■ **TASK GOAL**
Reproduce all the entries exactly.

Data excerpts:
- - - - -

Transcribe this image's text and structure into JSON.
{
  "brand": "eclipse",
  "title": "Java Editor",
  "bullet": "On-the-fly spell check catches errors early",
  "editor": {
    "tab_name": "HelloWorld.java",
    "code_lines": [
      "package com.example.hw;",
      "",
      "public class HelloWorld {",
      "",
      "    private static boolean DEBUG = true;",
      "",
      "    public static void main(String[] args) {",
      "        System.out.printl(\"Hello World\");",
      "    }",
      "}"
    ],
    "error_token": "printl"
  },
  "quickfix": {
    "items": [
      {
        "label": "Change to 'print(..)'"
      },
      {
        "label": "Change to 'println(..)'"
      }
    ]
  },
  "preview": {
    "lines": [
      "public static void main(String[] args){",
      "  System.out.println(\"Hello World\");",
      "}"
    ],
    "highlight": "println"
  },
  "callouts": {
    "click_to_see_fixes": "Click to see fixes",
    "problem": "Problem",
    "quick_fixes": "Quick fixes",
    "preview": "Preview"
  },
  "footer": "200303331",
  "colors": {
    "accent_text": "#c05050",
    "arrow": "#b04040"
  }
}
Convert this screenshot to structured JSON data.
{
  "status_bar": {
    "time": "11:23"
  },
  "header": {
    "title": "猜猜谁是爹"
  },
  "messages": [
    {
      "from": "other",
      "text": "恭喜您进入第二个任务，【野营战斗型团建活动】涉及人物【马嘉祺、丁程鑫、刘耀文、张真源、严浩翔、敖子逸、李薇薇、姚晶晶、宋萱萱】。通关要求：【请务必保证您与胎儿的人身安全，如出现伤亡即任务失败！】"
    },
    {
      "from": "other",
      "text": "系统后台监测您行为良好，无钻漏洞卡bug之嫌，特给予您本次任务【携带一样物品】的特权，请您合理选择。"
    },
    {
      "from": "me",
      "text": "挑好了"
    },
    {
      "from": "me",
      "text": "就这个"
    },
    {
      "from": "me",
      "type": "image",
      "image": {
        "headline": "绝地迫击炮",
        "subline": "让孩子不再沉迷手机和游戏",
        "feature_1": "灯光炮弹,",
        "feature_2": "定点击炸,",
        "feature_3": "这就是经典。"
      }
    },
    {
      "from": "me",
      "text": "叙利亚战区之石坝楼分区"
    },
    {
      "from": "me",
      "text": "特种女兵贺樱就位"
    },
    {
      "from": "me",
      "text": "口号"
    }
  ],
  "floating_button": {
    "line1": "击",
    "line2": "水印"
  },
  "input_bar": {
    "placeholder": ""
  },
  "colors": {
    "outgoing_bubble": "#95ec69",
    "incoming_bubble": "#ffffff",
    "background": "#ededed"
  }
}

- - - - -

■ **SOLUTION TO THIS TASK**
Transcribe this image's text and structure into JSON.
{
  "brand": "eclipse",
  "title": "Java Editor",
  "bullet": "On-the-fly spell check catches errors early",
  "editor": {
    "tab_name": "HelloWorld.java",
    "code_lines": [
      "package com.example.hw;",
      "",
      "public class HelloWorld {",
      "",
      "    private static boolean DEBUG = true;",
      "",
      "    public static void main(String[] args) {",
      "        System.out.printl(\"Hello World\");",
      "    }",
      "}"
    ],
    "error_token": "printl"
  },
  "quickfix": {
    "items": [
      {
        "label": "Change to 'print(..)'"
      },
      {
        "label": "Change to 'println(..)'"
      }
    ]
  },
  "preview": {
    "lines": [
      "public static void main(String[] args){",
      "  System.out.println(\"Hello World\");",
      "}"
    ],
    "highlight": "println"
  },
  "callouts": {
    "click_to_see_fixes": "Click to see fixes",
    "problem": "Problem",
    "quick_fixes": "Quick fixes",
    "preview": "Preview"
  },
  "footer": "200303331",
  "colors": {
    "accent_text": "#c05050",
    "arrow": "#b04040"
  }
}
Convert this screenshot to structured JSON data.
{
  "status_bar": {
    "time": "11:23"
  },
  "header": {
    "title": "猜猜谁是爹"
  },
  "messages": [
    {
      "from": "other",
      "text": "恭喜您进入第二个任务，【野营战斗型团建活动】涉及人物【马嘉祺、丁程鑫、刘耀文、张真源、严浩翔、敖子逸、李薇薇、姚晶晶、宋萱萱】。通关要求：【请务必保证您与胎儿的人身安全，如出现伤亡即任务失败！】"
    },
    {
      "from": "other",
      "text": "系统后台监测您行为良好，无钻漏洞卡bug之嫌，特给予您本次任务【携带一样物品】的特权，请您合理选择。"
    },
    {
      "from": "me",
      "text": "挑好了"
    },
    {
      "from": "me",
      "text": "就这个"
    },
    {
      "from": "me",
      "type": "image",
      "image": {
        "headline": "绝地迫击炮",
        "subline": "让孩子不再沉迷手机和游戏",
        "feature_1": "灯光炮弹,",
        "feature_2": "定点击炸,",
        "feature_3": "这就是经典。"
      }
    },
    {
      "from": "me",
      "text": "叙利亚战区之石坝楼分区"
    },
    {
      "from": "me",
      "text": "特种女兵贺樱就位"
    },
    {
      "from": "me",
      "text": "口号"
    }
  ],
  "floating_button": {
    "line1": "击",
    "line2": "水印"
  },
  "input_bar": {
    "placeholder": ""
  },
  "colors": {
    "outgoing_bubble": "#95ec69",
    "incoming_bubble": "#ffffff",
    "background": "#ededed"
  }
}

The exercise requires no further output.